— EXERCISE —
The entire listing is to be repeated verbatim.

* begin SOURCE MATERIAL *

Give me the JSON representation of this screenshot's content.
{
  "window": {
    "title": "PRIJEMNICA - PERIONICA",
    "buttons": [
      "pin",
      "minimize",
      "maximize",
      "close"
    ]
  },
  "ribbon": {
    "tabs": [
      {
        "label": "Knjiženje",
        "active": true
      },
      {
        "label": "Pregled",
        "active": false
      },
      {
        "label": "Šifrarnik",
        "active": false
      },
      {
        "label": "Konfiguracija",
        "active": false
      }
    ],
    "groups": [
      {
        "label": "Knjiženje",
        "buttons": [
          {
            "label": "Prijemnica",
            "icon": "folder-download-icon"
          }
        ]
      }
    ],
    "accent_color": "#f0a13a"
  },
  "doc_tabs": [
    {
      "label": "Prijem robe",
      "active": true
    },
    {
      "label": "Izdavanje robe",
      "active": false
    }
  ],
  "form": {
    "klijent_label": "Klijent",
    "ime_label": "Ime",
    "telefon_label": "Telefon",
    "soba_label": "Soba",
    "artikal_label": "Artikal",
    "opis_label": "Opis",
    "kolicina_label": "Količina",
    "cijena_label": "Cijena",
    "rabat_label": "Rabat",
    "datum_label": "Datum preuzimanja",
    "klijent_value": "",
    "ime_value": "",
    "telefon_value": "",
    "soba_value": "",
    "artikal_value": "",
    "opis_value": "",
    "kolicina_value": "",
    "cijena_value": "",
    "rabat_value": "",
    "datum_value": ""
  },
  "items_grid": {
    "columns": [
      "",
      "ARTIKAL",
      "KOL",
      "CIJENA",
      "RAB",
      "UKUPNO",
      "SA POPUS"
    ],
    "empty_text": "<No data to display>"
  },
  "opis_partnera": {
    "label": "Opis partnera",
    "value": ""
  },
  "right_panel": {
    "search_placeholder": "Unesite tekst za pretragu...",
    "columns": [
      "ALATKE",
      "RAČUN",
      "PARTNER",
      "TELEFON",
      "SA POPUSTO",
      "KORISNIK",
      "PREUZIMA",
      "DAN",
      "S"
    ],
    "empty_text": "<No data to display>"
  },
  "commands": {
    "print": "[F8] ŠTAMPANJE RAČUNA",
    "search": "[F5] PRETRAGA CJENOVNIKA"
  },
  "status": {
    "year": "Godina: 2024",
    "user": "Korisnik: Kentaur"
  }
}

* end SOURCE MATERIAL *

— OUTPUT BELOW —
Give me the JSON representation of this screenshot's content.
{
  "window": {
    "title": "PRIJEMNICA - PERIONICA",
    "buttons": [
      "pin",
      "minimize",
      "maximize",
      "close"
    ]
  },
  "ribbon": {
    "tabs": [
      {
        "label": "Knjiženje",
        "active": true
      },
      {
        "label": "Pregled",
        "active": false
      },
      {
        "label": "Šifrarnik",
        "active": false
      },
      {
        "label": "Konfiguracija",
        "active": false
      }
    ],
    "groups": [
      {
        "label": "Knjiženje",
        "buttons": [
          {
            "label": "Prijemnica",
            "icon": "folder-download-icon"
          }
        ]
      }
    ],
    "accent_color": "#f0a13a"
  },
  "doc_tabs": [
    {
      "label": "Prijem robe",
      "active": true
    },
    {
      "label": "Izdavanje robe",
      "active": false
    }
  ],
  "form": {
    "klijent_label": "Klijent",
    "ime_label": "Ime",
    "telefon_label": "Telefon",
    "soba_label": "Soba",
    "artikal_label": "Artikal",
    "opis_label": "Opis",
    "kolicina_label": "Količina",
    "cijena_label": "Cijena",
    "rabat_label": "Rabat",
    "datum_label": "Datum preuzimanja",
    "klijent_value": "",
    "ime_value": "",
    "telefon_value": "",
    "soba_value": "",
    "artikal_value": "",
    "opis_value": "",
    "kolicina_value": "",
    "cijena_value": "",
    "rabat_value": "",
    "datum_value": ""
  },
  "items_grid": {
    "columns": [
      "",
      "ARTIKAL",
      "KOL",
      "CIJENA",
      "RAB",
      "UKUPNO",
      "SA POPUS"
    ],
    "empty_text": "<No data to display>"
  },
  "opis_partnera": {
    "label": "Opis partnera",
    "value": ""
  },
  "right_panel": {
    "search_placeholder": "Unesite tekst za pretragu...",
    "columns": [
      "ALATKE",
      "RAČUN",
      "PARTNER",
      "TELEFON",
      "SA POPUSTO",
      "KORISNIK",
      "PREUZIMA",
      "DAN",
      "S"
    ],
    "empty_text": "<No data to display>"
  },
  "commands": {
    "print": "[F8] ŠTAMPANJE RAČUNA",
    "search": "[F5] PRETRAGA CJENOVNIKA"
  },
  "status": {
    "year": "Godina: 2024",
    "user": "Korisnik: Kentaur"
  }
}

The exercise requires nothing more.